Work to do =
Among the lines below, count those containing the word "this". Give the number only.

(Data excerpts)

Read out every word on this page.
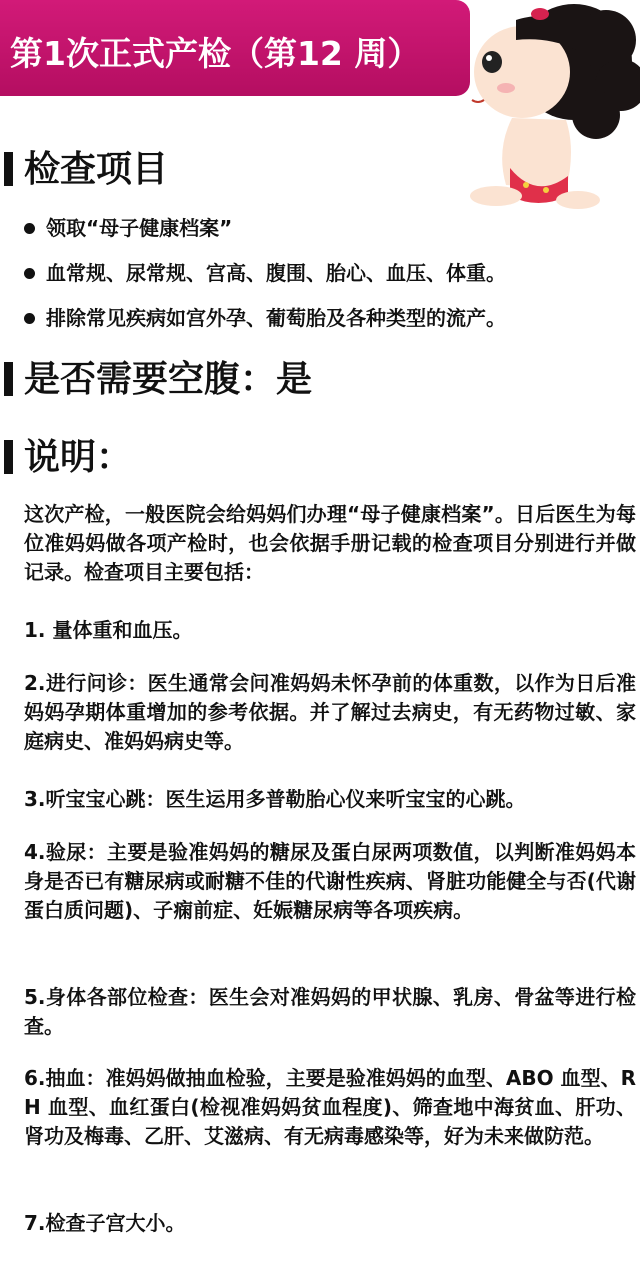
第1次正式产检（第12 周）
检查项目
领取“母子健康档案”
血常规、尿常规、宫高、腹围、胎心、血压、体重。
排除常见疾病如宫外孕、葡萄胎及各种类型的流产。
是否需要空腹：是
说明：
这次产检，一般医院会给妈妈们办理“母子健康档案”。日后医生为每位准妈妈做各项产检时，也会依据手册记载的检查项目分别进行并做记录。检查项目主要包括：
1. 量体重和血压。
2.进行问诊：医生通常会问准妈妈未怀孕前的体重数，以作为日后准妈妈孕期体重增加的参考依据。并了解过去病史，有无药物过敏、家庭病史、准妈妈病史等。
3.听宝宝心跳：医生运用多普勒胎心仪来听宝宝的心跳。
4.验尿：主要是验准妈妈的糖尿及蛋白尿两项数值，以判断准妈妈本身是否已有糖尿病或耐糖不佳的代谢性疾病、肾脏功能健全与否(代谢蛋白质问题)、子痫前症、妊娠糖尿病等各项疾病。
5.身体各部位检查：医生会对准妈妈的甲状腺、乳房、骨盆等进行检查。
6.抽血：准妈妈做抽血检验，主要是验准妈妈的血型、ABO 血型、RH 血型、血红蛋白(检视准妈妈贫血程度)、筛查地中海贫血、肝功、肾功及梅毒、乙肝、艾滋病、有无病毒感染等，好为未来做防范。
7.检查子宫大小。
---
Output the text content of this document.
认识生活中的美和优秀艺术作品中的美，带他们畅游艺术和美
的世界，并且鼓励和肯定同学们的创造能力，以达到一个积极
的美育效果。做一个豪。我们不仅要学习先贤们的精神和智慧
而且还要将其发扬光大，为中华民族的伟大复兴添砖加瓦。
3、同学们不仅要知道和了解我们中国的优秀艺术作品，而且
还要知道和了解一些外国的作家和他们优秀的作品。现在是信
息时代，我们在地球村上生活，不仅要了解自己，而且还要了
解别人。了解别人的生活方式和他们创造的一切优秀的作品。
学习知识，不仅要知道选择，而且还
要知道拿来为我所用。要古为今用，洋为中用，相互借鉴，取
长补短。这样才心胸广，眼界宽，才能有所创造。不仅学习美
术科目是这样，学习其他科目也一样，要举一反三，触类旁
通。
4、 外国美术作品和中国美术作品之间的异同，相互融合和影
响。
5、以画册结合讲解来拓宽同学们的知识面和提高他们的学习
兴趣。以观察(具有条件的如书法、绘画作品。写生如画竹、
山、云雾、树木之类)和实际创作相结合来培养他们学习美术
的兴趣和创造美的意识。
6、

Problem solution =
2